> Work instructions: Single out the lines of the material that contain "Layer" and copy them.

--- Data supplied ---

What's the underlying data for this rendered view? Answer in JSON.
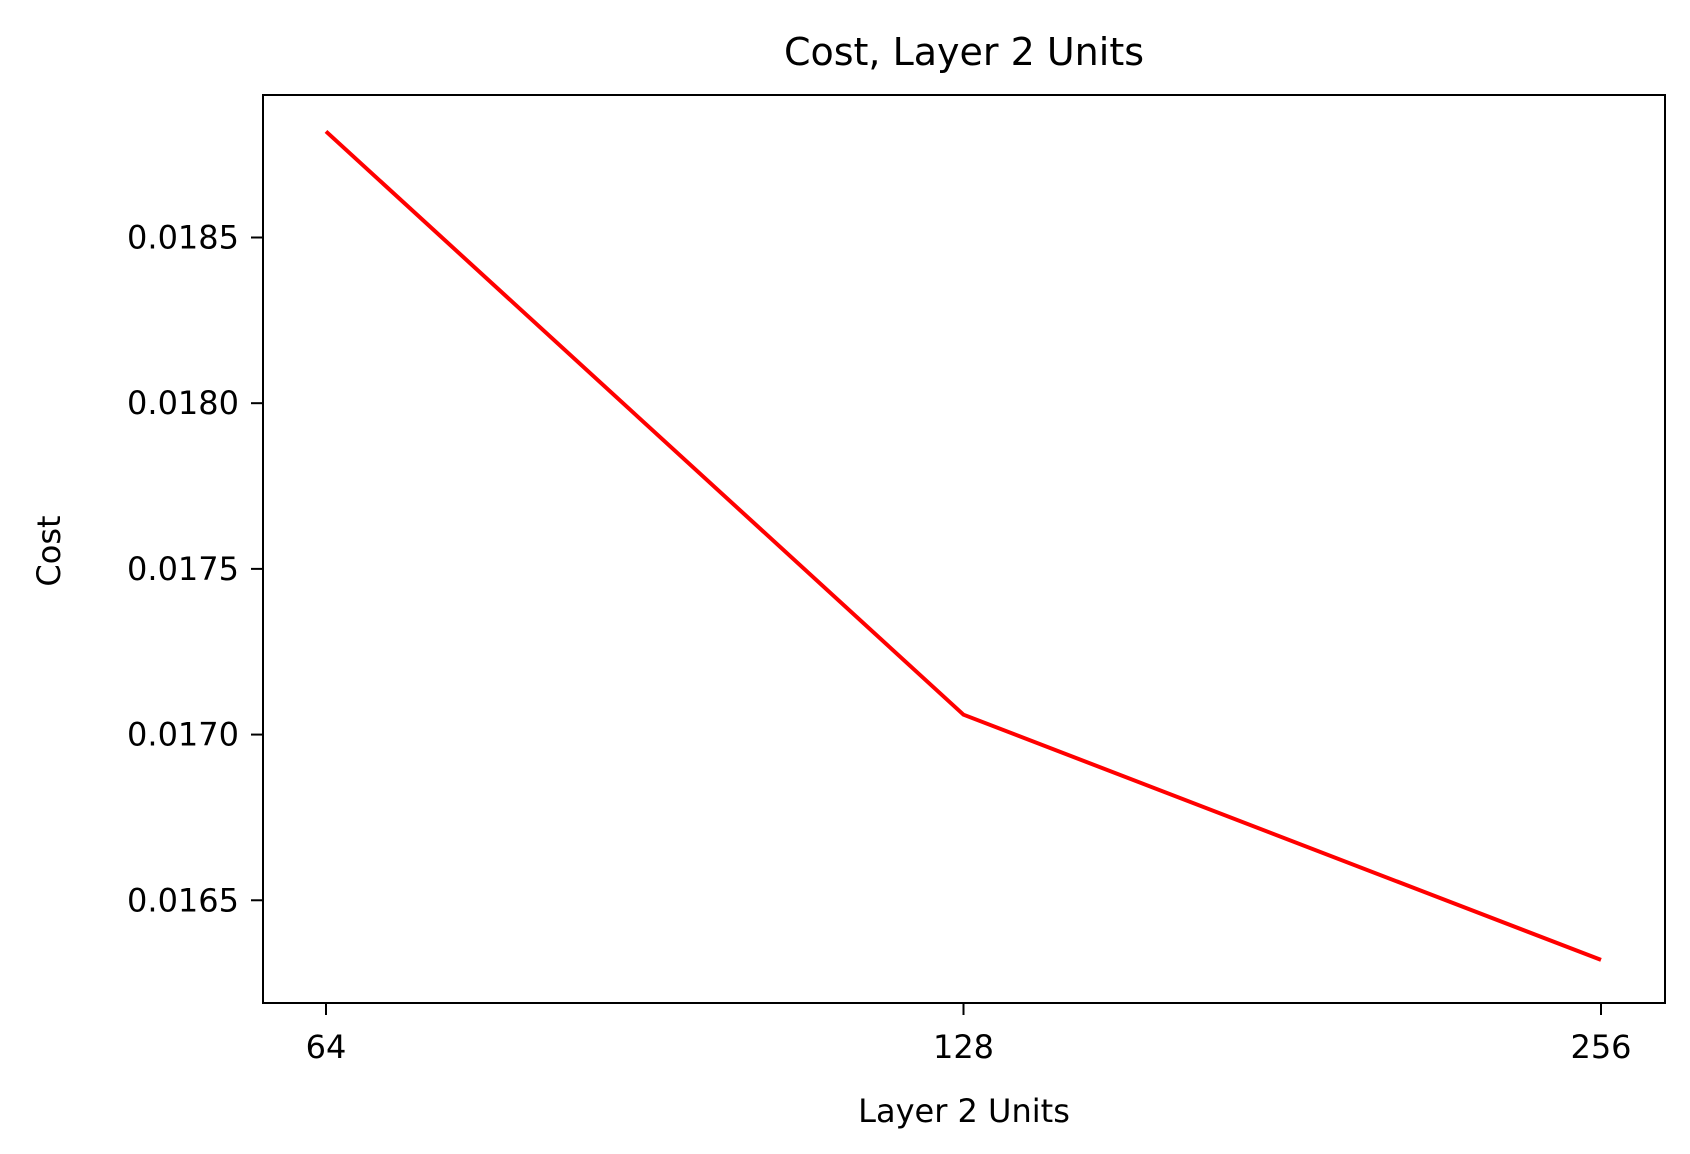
{
  "chart_data": {
    "type": "line",
    "title": "Cost, Layer 2 Units",
    "xlabel": "Layer 2 Units",
    "ylabel": "Cost",
    "categories": [
      "64",
      "128",
      "256"
    ],
    "series": [
      {
        "values": [
          0.01882,
          0.01706,
          0.01632
        ],
        "color": "#ff0000"
      }
    ],
    "yticks": [
      0.0165,
      0.017,
      0.0175,
      0.018,
      0.0185
    ],
    "ytick_labels": [
      "0.0165",
      "0.0170",
      "0.0175",
      "0.0180",
      "0.0185"
    ],
    "ylim": [
      0.01619,
      0.01893
    ],
    "grid": false,
    "legend": false
  }
}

---

> Result:
    "title": "Cost, Layer 2 Units",
    "xlabel": "Layer 2 Units",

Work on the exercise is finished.